* _Record excerpts_:
══════════

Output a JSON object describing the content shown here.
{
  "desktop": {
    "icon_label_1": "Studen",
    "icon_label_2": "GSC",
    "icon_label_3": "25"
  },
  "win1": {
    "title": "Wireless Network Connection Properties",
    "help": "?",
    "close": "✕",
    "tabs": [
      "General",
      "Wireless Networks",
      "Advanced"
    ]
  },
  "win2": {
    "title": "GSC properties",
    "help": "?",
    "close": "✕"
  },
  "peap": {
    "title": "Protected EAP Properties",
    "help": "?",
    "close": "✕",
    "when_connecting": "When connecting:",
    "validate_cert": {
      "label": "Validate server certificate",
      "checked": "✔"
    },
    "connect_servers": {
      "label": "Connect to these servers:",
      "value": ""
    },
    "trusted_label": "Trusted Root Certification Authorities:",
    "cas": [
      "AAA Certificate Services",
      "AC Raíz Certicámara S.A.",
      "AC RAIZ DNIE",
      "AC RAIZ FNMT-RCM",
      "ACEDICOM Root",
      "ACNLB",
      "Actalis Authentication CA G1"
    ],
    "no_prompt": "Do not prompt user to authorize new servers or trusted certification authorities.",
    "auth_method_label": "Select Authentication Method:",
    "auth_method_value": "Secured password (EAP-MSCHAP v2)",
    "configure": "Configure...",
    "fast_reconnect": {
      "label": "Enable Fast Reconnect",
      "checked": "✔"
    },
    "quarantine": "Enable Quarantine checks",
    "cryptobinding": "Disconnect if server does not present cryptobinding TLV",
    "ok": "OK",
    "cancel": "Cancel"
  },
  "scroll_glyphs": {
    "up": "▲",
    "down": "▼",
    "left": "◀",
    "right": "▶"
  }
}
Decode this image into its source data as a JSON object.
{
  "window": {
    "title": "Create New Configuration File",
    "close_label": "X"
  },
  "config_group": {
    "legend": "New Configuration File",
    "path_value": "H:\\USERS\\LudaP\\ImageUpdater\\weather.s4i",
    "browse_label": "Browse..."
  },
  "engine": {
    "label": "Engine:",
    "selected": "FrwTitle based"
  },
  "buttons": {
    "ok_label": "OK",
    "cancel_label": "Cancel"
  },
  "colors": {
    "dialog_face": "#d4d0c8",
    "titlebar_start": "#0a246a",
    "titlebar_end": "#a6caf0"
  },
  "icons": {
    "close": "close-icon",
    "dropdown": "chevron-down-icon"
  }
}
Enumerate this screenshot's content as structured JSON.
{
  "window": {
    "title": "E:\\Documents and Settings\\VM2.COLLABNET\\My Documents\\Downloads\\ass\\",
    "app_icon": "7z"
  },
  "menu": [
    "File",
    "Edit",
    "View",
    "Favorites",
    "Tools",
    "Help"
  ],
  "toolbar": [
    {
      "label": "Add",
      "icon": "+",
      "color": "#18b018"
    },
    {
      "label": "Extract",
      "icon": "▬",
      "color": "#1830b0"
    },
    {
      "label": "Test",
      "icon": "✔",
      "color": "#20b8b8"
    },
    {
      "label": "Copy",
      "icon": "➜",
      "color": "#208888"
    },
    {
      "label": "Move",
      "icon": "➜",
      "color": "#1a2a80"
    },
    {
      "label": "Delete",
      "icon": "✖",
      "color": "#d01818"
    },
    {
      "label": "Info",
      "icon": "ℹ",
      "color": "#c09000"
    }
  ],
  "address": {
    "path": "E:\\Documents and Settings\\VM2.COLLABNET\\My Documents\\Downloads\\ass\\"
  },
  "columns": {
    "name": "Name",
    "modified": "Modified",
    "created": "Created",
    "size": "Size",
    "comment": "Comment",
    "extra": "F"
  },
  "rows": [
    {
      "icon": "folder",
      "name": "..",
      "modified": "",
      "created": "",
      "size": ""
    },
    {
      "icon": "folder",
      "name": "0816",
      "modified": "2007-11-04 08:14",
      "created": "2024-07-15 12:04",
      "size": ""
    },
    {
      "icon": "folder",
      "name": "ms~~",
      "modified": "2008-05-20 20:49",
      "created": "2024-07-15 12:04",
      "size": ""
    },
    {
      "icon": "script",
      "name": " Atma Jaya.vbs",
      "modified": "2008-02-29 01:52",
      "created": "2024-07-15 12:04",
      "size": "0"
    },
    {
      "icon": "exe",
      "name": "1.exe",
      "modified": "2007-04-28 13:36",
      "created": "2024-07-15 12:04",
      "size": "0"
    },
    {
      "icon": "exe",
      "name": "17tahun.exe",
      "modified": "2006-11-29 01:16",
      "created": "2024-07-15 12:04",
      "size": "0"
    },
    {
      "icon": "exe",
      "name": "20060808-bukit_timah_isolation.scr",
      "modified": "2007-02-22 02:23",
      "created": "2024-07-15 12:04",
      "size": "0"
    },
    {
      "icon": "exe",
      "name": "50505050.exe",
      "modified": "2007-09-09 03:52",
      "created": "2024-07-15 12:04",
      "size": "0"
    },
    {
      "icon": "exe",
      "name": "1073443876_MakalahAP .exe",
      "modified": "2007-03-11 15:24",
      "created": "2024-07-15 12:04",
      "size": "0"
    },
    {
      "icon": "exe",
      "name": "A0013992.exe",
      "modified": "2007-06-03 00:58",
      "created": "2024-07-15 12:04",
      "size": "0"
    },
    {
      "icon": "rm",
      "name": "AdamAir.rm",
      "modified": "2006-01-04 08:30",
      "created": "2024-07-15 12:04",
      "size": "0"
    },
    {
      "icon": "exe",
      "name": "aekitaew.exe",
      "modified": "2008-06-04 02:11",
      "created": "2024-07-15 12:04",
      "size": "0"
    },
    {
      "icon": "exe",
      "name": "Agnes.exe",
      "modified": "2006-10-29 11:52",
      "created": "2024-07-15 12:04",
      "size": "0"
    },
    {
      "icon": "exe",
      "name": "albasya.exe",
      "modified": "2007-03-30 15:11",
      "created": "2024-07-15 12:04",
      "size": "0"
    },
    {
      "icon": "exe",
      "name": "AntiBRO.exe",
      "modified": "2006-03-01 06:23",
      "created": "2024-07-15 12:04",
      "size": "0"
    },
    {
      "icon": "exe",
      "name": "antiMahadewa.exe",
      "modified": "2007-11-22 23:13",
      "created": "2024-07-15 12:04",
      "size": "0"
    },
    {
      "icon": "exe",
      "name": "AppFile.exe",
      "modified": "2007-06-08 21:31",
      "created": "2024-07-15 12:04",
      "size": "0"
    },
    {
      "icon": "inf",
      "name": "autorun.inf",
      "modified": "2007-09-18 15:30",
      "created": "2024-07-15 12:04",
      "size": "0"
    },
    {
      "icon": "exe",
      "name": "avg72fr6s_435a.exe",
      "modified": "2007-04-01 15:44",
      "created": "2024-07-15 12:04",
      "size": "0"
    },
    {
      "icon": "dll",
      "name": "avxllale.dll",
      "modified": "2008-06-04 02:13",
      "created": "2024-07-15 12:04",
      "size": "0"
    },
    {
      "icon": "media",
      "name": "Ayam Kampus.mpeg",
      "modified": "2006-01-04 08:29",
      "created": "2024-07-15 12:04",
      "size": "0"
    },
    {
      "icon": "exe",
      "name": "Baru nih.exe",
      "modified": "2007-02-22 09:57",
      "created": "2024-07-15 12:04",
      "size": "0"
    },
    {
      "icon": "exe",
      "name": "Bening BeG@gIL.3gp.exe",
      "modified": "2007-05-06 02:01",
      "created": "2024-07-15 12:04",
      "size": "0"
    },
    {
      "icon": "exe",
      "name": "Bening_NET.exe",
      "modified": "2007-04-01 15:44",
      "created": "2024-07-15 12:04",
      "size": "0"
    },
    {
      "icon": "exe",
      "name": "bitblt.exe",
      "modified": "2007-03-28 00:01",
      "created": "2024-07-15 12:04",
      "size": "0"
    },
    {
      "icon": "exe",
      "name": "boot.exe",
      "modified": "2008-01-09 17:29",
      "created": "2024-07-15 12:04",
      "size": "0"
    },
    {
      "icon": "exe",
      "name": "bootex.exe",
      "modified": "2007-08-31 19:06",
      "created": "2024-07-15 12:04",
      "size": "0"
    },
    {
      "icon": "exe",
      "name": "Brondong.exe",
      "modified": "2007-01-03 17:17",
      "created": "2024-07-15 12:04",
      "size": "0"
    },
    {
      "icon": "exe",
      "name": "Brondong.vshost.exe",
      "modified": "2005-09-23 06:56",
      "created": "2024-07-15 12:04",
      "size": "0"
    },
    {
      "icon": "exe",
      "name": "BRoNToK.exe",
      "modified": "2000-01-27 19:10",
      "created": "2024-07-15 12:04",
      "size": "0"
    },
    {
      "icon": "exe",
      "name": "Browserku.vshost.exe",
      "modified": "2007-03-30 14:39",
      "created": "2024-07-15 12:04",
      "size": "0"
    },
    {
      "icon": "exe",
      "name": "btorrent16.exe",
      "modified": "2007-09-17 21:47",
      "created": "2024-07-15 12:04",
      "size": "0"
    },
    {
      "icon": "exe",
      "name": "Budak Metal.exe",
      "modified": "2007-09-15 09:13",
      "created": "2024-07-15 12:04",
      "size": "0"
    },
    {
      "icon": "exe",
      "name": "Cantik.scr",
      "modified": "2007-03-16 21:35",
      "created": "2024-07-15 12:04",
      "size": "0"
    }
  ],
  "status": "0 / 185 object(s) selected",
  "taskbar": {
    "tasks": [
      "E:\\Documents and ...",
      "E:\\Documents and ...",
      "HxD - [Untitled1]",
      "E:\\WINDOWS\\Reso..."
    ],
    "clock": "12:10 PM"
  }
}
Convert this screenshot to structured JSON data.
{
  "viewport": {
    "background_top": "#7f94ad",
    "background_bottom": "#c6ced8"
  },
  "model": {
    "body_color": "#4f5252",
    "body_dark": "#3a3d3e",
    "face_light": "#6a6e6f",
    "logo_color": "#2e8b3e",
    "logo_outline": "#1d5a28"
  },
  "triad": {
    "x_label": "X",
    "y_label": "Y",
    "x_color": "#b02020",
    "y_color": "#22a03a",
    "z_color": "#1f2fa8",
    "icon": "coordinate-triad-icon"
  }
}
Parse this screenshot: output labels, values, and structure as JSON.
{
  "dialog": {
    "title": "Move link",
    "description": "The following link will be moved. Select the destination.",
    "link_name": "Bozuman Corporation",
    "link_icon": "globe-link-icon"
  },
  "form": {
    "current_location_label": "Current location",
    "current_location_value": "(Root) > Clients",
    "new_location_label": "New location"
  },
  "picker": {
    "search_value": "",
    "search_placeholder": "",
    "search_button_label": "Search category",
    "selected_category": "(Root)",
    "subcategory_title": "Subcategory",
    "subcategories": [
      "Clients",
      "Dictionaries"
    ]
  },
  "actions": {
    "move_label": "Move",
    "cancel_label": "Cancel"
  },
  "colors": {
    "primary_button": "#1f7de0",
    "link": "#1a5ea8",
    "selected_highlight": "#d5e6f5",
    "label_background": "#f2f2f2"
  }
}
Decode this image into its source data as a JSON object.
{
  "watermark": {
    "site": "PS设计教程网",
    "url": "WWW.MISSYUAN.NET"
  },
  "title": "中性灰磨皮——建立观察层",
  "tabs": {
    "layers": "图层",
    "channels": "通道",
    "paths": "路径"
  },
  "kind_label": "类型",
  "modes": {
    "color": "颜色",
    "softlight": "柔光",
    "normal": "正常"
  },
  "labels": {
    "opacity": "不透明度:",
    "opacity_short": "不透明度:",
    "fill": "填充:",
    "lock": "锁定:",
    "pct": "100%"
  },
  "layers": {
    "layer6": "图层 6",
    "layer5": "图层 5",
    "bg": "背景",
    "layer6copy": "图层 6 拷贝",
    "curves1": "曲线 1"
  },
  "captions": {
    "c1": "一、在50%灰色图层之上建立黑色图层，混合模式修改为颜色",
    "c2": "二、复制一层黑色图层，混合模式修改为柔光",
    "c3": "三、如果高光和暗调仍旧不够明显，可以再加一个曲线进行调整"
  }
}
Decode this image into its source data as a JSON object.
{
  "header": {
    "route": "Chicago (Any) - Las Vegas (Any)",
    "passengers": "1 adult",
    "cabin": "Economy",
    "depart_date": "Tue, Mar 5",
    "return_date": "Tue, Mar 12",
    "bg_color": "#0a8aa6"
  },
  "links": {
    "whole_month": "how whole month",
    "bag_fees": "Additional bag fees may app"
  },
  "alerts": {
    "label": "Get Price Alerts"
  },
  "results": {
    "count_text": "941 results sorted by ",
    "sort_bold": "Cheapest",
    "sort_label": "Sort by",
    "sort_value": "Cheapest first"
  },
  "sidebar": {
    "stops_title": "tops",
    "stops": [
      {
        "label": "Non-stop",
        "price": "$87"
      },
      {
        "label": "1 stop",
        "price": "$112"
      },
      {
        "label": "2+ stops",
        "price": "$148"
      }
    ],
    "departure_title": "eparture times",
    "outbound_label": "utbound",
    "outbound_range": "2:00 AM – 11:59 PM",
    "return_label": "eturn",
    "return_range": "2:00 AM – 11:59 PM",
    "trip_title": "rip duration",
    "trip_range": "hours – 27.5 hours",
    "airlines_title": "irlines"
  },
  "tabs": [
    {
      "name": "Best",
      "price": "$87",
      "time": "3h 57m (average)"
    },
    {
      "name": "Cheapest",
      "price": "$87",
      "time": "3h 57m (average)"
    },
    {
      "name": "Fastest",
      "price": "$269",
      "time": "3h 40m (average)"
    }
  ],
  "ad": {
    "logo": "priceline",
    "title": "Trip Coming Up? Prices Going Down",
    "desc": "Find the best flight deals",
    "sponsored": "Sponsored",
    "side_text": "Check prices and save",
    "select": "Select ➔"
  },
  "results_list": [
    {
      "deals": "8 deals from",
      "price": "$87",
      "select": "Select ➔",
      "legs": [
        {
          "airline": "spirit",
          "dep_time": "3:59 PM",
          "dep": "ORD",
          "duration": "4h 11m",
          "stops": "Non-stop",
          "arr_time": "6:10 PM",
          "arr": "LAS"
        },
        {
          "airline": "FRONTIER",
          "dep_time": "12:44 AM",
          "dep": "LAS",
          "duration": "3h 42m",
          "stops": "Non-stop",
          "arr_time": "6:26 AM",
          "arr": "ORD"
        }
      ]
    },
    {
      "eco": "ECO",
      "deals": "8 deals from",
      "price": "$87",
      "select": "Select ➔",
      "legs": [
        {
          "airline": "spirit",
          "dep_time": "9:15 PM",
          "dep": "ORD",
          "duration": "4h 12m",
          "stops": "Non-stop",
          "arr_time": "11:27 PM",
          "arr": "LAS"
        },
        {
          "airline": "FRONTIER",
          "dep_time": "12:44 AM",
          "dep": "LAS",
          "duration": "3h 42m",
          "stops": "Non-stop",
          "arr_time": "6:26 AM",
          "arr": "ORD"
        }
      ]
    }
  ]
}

══════════

* _Written instruction_: Find the lines containing "screenshot" and list every one of them.

* _Result of this exercise_:
Enumerate this screenshot's content as structured JSON.
Convert this screenshot to structured JSON data.
Parse this screenshot: output labels, values, and structure as JSON.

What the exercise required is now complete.